* [Required work]
Copy out lines with the word "recto" from the material that follows.

* [Task input]
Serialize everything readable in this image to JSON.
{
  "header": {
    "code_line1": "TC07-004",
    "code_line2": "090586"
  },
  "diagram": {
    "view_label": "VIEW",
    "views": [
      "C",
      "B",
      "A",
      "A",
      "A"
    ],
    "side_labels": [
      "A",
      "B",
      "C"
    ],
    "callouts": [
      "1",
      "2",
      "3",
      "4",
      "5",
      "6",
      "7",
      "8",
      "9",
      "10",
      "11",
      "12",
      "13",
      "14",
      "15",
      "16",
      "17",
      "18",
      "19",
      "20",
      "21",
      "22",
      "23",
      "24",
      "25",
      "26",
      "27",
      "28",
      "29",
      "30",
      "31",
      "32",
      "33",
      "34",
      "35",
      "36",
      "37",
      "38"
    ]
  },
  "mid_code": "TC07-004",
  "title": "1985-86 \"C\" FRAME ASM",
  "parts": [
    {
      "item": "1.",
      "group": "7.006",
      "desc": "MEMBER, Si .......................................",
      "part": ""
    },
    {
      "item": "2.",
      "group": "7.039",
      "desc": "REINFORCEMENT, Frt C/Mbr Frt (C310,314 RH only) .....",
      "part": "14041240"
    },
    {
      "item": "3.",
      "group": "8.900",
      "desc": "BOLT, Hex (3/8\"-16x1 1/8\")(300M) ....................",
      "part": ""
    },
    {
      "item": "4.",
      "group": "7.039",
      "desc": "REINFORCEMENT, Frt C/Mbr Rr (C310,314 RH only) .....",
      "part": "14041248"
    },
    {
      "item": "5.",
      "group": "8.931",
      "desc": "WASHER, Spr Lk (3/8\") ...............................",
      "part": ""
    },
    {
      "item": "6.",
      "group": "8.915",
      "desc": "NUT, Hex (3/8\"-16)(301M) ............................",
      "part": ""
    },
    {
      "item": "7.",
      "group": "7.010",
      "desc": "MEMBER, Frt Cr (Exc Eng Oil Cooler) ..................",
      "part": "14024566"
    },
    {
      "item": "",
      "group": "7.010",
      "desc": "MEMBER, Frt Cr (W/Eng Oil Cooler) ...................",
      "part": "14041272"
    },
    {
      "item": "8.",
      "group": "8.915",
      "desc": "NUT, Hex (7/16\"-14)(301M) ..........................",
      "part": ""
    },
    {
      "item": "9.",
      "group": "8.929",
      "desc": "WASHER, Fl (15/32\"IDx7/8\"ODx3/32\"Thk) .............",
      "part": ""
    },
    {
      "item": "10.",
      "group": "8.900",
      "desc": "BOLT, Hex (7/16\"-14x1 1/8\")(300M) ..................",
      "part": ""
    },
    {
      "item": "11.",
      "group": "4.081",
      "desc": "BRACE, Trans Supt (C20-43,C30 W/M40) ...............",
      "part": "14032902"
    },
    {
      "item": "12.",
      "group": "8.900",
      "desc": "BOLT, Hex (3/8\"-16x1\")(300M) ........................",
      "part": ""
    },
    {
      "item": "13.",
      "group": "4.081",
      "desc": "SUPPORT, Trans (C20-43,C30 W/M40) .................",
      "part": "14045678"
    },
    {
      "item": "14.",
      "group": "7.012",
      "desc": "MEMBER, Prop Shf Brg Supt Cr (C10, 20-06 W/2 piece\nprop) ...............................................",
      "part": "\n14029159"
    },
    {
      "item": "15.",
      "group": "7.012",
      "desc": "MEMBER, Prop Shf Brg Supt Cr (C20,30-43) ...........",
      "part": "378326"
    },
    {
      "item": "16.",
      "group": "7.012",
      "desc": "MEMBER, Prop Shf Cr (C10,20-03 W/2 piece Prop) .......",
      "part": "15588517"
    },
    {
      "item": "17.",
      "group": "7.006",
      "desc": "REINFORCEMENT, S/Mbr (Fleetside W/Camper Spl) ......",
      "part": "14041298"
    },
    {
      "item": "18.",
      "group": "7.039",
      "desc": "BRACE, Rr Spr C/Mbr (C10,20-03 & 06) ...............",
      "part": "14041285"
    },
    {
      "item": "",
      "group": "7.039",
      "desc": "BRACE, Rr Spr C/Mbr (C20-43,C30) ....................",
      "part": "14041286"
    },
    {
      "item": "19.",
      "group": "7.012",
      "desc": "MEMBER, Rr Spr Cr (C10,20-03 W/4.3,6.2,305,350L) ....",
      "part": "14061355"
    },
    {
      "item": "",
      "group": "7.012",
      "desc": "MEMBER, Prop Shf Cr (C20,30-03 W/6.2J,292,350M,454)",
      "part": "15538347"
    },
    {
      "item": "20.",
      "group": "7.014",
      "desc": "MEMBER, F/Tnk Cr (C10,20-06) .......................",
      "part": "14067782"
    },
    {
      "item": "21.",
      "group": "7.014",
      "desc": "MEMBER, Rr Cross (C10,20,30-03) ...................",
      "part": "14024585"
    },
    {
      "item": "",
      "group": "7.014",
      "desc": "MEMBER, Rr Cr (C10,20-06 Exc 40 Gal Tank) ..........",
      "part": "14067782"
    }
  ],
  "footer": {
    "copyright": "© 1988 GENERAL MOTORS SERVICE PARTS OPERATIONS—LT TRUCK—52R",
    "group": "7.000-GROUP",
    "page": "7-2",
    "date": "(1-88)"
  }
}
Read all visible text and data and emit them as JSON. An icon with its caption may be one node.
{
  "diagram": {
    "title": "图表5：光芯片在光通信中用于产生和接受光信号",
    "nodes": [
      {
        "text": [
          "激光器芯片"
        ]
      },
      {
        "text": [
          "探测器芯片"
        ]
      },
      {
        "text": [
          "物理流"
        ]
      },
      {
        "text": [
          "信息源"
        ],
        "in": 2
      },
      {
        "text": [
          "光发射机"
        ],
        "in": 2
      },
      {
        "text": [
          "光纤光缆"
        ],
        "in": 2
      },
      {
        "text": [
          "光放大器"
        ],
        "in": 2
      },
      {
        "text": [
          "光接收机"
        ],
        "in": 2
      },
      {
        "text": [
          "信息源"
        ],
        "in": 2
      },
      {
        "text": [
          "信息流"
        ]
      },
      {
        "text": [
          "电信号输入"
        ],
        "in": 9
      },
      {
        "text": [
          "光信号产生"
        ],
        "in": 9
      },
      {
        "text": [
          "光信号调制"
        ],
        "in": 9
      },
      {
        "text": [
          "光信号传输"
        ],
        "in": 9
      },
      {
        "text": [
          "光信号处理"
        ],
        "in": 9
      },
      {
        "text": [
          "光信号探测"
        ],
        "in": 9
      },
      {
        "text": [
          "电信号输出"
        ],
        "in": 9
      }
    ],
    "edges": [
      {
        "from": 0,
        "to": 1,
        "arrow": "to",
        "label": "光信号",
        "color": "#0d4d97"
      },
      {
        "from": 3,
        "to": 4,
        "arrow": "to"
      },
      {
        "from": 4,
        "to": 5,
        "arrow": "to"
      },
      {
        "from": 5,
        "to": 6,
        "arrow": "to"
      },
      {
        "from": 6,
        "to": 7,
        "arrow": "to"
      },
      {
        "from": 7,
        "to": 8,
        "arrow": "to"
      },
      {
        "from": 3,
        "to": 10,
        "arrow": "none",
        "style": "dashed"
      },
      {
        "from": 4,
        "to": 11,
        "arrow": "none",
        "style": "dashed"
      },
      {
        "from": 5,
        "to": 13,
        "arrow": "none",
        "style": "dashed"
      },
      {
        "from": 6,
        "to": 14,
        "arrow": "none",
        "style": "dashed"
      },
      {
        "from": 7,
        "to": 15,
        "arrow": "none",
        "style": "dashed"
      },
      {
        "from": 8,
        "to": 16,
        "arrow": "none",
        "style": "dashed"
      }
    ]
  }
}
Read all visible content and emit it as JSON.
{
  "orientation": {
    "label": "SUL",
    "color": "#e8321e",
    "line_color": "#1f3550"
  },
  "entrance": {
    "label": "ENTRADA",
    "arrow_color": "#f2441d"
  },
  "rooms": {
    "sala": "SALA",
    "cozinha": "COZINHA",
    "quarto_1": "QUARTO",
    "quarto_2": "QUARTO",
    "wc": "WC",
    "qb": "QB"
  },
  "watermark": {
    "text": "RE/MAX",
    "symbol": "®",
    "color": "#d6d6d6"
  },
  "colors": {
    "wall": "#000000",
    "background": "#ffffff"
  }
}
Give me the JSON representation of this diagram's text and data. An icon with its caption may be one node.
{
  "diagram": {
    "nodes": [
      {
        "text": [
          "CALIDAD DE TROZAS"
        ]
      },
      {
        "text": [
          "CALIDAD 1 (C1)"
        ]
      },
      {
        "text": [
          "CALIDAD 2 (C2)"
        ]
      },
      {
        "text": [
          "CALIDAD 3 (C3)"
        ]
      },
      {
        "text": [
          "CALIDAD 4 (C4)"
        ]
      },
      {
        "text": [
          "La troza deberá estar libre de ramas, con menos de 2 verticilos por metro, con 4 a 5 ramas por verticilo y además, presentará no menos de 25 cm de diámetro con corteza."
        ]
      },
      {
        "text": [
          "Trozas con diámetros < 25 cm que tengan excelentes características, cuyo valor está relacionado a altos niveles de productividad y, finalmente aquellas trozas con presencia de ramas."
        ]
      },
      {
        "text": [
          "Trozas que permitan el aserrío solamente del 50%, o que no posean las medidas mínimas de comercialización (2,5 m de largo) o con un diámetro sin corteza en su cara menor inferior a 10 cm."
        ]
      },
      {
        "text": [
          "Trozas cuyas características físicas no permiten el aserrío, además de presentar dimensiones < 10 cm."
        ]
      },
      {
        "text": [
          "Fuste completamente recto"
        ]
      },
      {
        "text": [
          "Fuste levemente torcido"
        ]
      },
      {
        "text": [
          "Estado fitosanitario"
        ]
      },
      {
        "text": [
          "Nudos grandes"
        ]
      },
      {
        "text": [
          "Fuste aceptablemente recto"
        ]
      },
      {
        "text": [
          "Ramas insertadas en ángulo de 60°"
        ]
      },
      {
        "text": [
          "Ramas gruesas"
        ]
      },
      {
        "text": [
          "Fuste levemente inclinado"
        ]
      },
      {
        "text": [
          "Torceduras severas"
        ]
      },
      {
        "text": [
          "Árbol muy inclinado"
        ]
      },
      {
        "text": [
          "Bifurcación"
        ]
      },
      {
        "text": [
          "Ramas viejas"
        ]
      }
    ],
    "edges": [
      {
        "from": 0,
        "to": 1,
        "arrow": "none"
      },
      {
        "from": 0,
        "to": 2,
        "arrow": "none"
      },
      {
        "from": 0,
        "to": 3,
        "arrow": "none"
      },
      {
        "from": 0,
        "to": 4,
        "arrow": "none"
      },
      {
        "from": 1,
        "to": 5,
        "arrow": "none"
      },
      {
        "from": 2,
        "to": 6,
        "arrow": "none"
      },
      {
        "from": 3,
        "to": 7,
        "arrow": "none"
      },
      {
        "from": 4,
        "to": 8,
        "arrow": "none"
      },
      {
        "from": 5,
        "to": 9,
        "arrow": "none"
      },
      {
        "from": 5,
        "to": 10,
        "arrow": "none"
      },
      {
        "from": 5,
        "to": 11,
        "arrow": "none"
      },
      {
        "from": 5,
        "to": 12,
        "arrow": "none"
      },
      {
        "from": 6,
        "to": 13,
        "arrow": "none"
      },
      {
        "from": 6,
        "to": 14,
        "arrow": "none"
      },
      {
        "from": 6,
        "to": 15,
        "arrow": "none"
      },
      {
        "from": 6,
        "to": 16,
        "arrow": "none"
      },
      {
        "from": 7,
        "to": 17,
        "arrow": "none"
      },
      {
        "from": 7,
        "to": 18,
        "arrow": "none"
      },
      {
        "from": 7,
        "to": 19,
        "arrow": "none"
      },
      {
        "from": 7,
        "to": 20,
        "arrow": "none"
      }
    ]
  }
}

* [Exercise output]
          "Fuste completamente recto"
          "Fuste aceptablemente recto"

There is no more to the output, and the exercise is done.